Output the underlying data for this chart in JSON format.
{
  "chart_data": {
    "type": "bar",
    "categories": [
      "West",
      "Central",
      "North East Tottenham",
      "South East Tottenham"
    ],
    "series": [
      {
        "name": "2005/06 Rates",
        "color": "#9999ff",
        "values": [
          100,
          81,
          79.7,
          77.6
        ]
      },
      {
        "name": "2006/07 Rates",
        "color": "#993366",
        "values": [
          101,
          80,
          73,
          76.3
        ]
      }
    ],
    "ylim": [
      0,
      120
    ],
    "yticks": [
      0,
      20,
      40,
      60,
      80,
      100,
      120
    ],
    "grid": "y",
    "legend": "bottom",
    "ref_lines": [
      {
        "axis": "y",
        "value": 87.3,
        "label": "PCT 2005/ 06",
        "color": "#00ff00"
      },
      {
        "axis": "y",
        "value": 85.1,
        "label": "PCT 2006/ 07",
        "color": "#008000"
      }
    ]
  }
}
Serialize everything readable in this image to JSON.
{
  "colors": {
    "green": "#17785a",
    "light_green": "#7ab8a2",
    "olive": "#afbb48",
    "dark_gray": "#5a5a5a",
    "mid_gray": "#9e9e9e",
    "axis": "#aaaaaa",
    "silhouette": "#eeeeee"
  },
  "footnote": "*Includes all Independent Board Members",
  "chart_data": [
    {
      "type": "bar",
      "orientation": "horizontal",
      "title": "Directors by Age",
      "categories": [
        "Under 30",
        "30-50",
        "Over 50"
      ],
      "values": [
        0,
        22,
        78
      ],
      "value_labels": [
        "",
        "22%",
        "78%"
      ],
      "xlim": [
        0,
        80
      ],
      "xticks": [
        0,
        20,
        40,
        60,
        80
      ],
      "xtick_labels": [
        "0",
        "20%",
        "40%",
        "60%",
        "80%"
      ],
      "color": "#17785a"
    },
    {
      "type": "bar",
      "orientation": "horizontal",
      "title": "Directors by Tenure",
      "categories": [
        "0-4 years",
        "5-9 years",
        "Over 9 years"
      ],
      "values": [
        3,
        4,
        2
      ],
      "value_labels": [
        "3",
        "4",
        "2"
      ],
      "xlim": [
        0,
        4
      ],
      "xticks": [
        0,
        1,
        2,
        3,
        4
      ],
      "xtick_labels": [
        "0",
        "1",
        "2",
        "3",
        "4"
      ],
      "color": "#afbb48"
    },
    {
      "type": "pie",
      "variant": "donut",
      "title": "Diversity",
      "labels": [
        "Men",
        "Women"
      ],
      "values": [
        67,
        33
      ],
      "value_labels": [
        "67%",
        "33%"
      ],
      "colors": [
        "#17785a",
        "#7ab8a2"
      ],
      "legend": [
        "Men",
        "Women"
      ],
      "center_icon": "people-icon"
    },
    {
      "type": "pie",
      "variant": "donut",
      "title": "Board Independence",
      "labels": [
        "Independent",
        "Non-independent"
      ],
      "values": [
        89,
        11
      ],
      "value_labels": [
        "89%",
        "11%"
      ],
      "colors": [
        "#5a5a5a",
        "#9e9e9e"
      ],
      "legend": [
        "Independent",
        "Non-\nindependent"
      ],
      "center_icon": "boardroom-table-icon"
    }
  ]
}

THE REQUEST –
Filter the data for the string "Rates" and copy every line that has it.

OUTPUT FOR THIS TASK –
        "name": "2005/06 Rates",
        "name": "2006/07 Rates",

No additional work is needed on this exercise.